§ Short problem
Only the lines holding the string "Tests" are needed. Copy each one.

§ Data supplied
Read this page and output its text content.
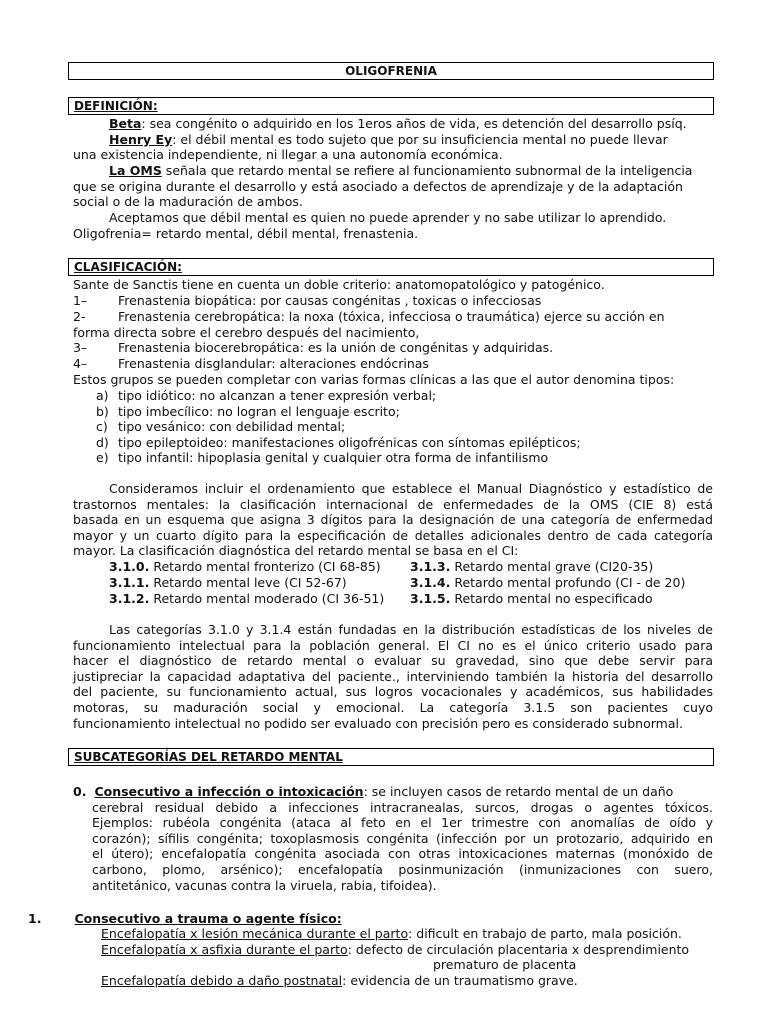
OLIGOFRENIA
DEFINICIÓN:
Beta: sea congénito o adquirido en los 1eros años de vida, es detención del desarrollo psíq.
Henry Ey: el débil mental es todo sujeto que por su insuficiencia mental no puede llevar
una existencia independiente, ni llegar a una autonomía económica.
La OMS señala que retardo mental se refiere al funcionamiento subnormal de la inteligencia
que se origina durante el desarrollo y está asociado a defectos de aprendizaje y de la adaptación
social o de la maduración de ambos.
Aceptamos que débil mental es quien no puede aprender y no sabe utilizar lo aprendido.
Oligofrenia= retardo mental, débil mental, frenastenia.
CLASIFICACIÓN:
Sante de Sanctis tiene en cuenta un doble criterio: anatomopatológico y patogénico.
1– Frenastenia biopática: por causas congénitas , toxicas o infecciosas
2-	Frenastenia cerebropática: la noxa (tóxica, infecciosa o traumática) ejerce su acción en
forma directa sobre el cerebro después del nacimiento,
3– Frenastenia biocerebropática: es la unión de congénitas y adquiridas.
4– Frenastenia disglandular: alteraciones endócrinas
Estos grupos se pueden completar con varias formas clínicas a las que el autor denomina tipos:
a) tipo idiótico: no alcanzan a tener expresión verbal;
b) tipo imbecílico: no logran el lenguaje escrito;
c) tipo vesánico: con debilidad mental;
d) tipo epileptoideo: manifestaciones oligofrénicas con síntomas epilépticos;
e) tipo infantil: hipoplasia genital y cualquier otra forma de infantilismo
Consideramos incluir el ordenamiento que establece el Manual Diagnóstico y estadístico de
trastornos mentales: la clasificación internacional de enfermedades de la OMS (CIE 8) está
basada en un esquema que asigna 3 dígitos para la designación de una categoría de enfermedad
mayor y un cuarto dígito para la especificación de detalles adicionales dentro de cada categoría
mayor. La clasificación diagnóstica del retardo mental se basa en el CI:
3.1.0. Retardo mental fronterizo (CI 68-85)
3.1.1. Retardo mental leve (CI 52-67)
3.1.2. Retardo mental moderado (CI 36-51)
3.1.3. Retardo mental grave (CI20-35)
3.1.4. Retardo mental profundo (CI - de 20)
3.1.5. Retardo mental no especificado
Las categorías 3.1.0 y 3.1.4 están fundadas en la distribución estadísticas de los niveles de
funcionamiento intelectual para la población general. El CI no es el único criterio usado para
hacer el diagnóstico de retardo mental o evaluar su gravedad, sino que debe servir para
justipreciar la capacidad adaptativa del paciente., interviniendo también la historia del desarrollo
del paciente, su funcionamiento actual, sus logros vocacionales y académicos, sus habilidades
motoras, su maduración social y emocional. La categoría 3.1.5 son pacientes cuyo
funcionamiento intelectual no podido ser evaluado con precisión pero es considerado subnormal.
SUBCATEGORÍAS DEL RETARDO MENTAL
0. Consecutivo a infección o intoxicación: se incluyen casos de retardo mental de un daño
cerebral residual debido a infecciones intracranealas, surcos, drogas o agentes tóxicos.
Ejemplos: rubéola congénita (ataca al feto en el 1er trimestre con anomalías de oído y
corazón); sífilis congénita; toxoplasmosis congénita (infección por un protozario, adquirido en
el útero); encefalopatía congénita asociada con otras intoxicaciones maternas (monóxido de
carbono, plomo, arsénico); encefalopatía posinmunización (inmunizaciones con suero,
antitetánico, vacunas contra la viruela, rabia, tifoidea).
1.	Consecutivo a trauma o agente físico:
Encefalopatía x lesión mecánica durante el parto: dificult en trabajo de parto, mala posición.
Encefalopatía x asfixia durante el parto: defecto de circulación placentaria x desprendimiento
prematuro de placenta
Encefalopatía debido a daño postnatal: evidencia de un traumatismo grave.
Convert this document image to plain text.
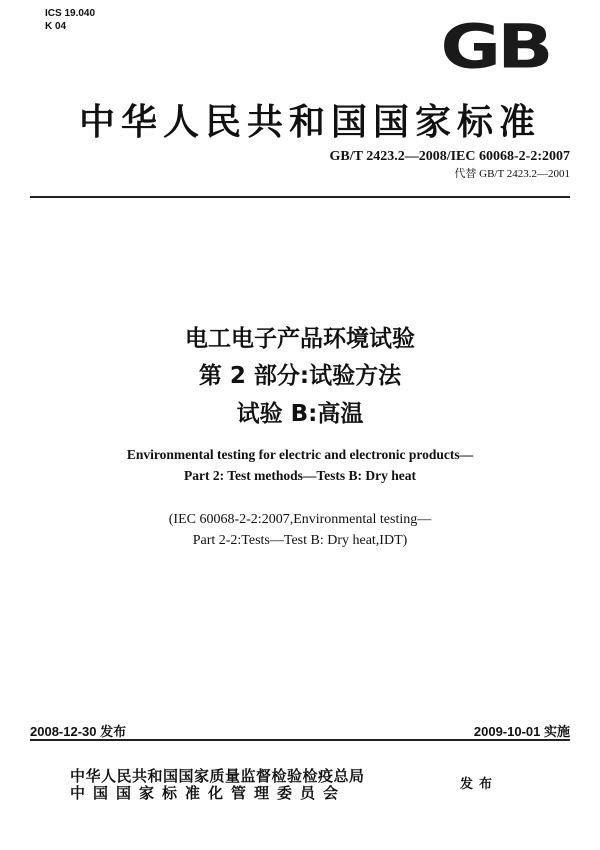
ICS 19.040
K 04	GB
中华人民共和国国家标准
GB/T 2423.2—2008/IEC 60068-2-2:2007
代替 GB/T 2423.2—2001
电工电子产品环境试验
第 2 部分:试验方法
试验 B:高温
Environmental testing for electric and electronic products—
Part 2: Test methods—Tests B: Dry heat
(IEC 60068-2-2:2007,Environmental testing—
Part 2-2:Tests—Test B: Dry heat,IDT)
2008-12-30 发布	2009-10-01 实施
中华人民共和国国家质量监督检验检疫总局
中国国家标准化管理委员会	发布
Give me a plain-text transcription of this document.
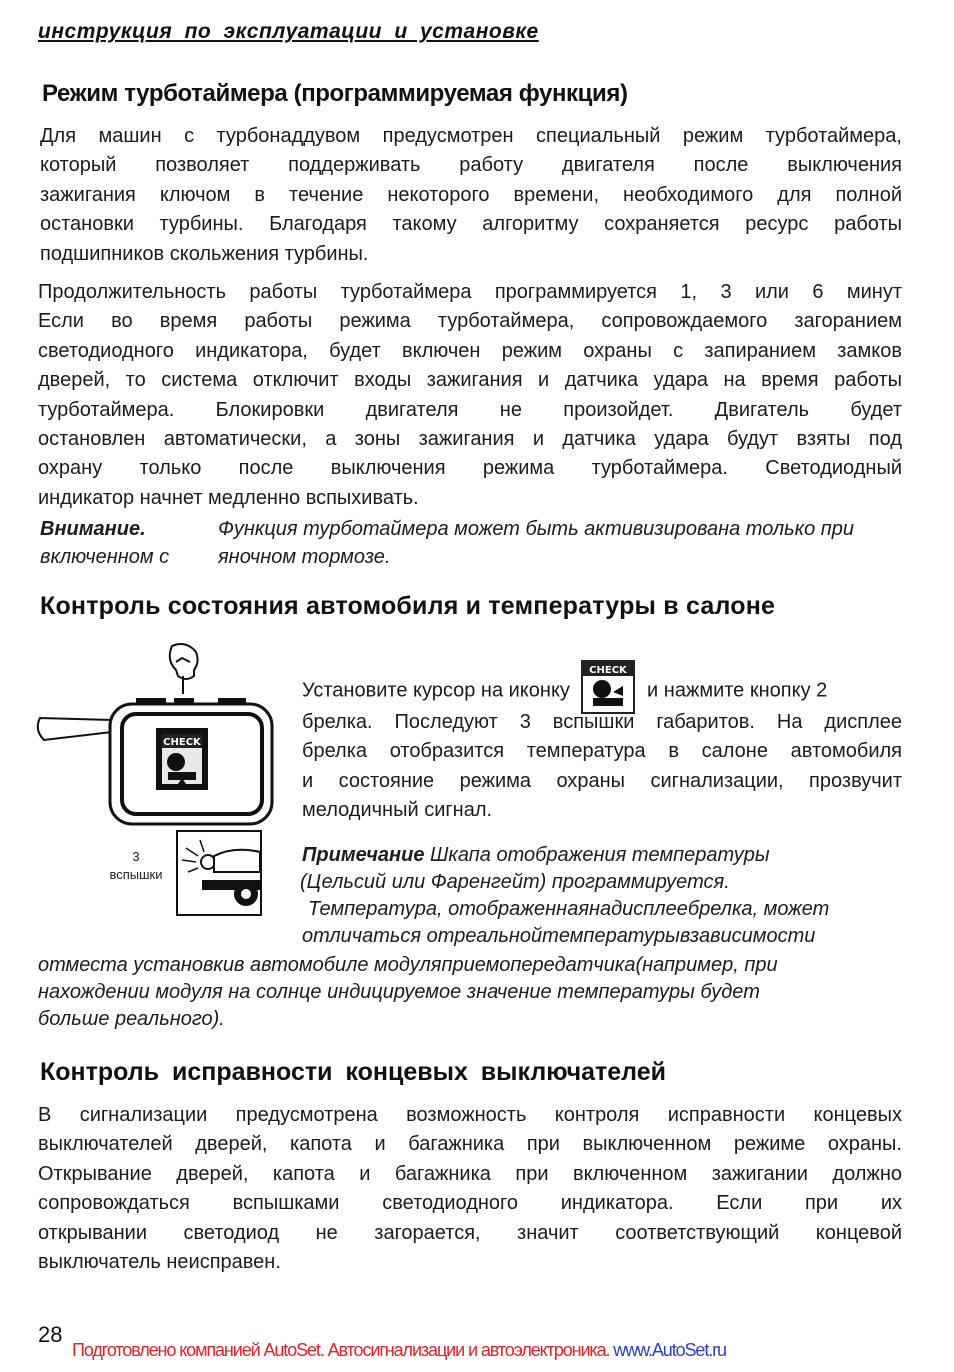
инструкция по эксплуатации и установке
Режим турботаймера (программируемая функция)
Для машин с турбонаддувом предусмотрен специальный режим турботаймера,
который позволяет поддерживать работу двигателя после выключения
зажигания ключом в течение некоторого времени, необходимого для полной
остановки турбины. Благодаря такому алгоритму сохраняется ресурс работы
подшипников скольжения турбины.
Продолжительность работы турботаймера программируется 1, 3 или 6 минут
Если во время работы режима турботаймера, сопровождаемого загоранием
светодиодного индикатора, будет включен режим охраны с запиранием замков
дверей, то система отключит входы зажигания и датчика удара на время работы
турботаймера. Блокировки двигателя не произойдет. Двигатель будет
остановлен автоматически, а зоны зажигания и датчика удара будут взяты под
охрану только после выключения режима турботаймера. Светодиодный
индикатор начнет медленно вспыхивать.
Внимание.	Функция турботаймера может быть активизирована только при
включенном с яночном тормозе.
Контроль состояния автомобиля и температуры в салоне
CHECK
Установите курсор на иконку
CHECK
и нажмите кнопку 2
брелка. Последуют 3 вспышки габаритов. На дисплее
брелка отобразится температура в салоне автомобиля
и состояние режима охраны сигнализации, прозвучит
мелодичный сигнал.
3
вспышки
Примечание Шкапа отображения температуры
(Цельсий или Фаренгейт) программируется.
Температура, отображеннаянадисплеебрелка, может
отличаться отреальнойтемпературывзависимости
отместа установкив автомобиле модуляприемопередатчика(например, при
нахождении модуля на солнце индицируемое значение температуры будет
больше реального).
Контроль исправности концевых выключателей
В сигнализации предусмотрена возможность контроля исправности концевых
выключателей дверей, капота и багажника при выключенном режиме охраны.
Открывание дверей, капота и багажника при включенном зажигании должно
сопровождаться вспышками светодиодного индикатора. Если при их
открывании светодиод не загорается, значит соответствующий концевой
выключатель неисправен.
28
Подготовлено компанией AutoSet. Автосигнализации и автоэлектроника. www.AutoSet.ru
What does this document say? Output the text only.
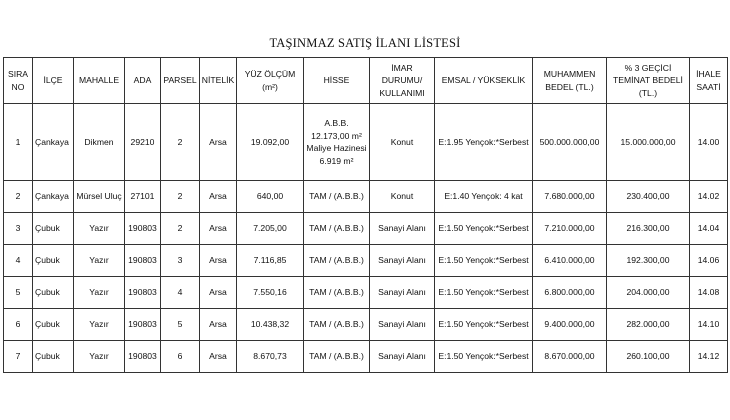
TAŞINMAZ SATIŞ İLANI LİSTESİ
SIRA NO	İLÇE	MAHALLE	ADA	PARSEL	NİTELİK	YÜZ ÖLÇÜM (m²)	HİSSE	İMAR DURUMU/ KULLANIMI	EMSAL / YÜKSEKLİK	MUHAMMEN BEDEL (TL.)	% 3 GEÇİCİ TEMİNAT BEDELİ (TL.)	İHALE SAATİ
1	Çankaya	Dikmen	29210	2	Arsa	19.092,00	A.B.B. 12.173,00 m² Maliye Hazinesi 6.919 m²	Konut	E:1.95 Yençok:*Serbest	500.000.000,00	15.000.000,00	14.00
2	Çankaya	Mürsel Uluç	27101	2	Arsa	640,00	TAM / (A.B.B.)	Konut	E:1.40 Yençok: 4 kat	7.680.000,00	230.400,00	14.02
3	Çubuk	Yazır	190803	2	Arsa	7.205,00	TAM / (A.B.B.)	Sanayi Alanı	E:1.50 Yençok:*Serbest	7.210.000,00	216.300,00	14.04
4	Çubuk	Yazır	190803	3	Arsa	7.116,85	TAM / (A.B.B.)	Sanayi Alanı	E:1.50 Yençok:*Serbest	6.410.000,00	192.300,00	14.06
5	Çubuk	Yazır	190803	4	Arsa	7.550,16	TAM / (A.B.B.)	Sanayi Alanı	E:1.50 Yençok:*Serbest	6.800.000,00	204.000,00	14.08
6	Çubuk	Yazır	190803	5	Arsa	10.438,32	TAM / (A.B.B.)	Sanayi Alanı	E:1.50 Yençok:*Serbest	9.400.000,00	282.000,00	14.10
7	Çubuk	Yazır	190803	6	Arsa	8.670,73	TAM / (A.B.B.)	Sanayi Alanı	E:1.50 Yençok:*Serbest	8.670.000,00	260.100,00	14.12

§ Finished task
Part 2: Test methods—Tests B: Dry heat
Part 2-2:Tests—Test B: Dry heat,IDT)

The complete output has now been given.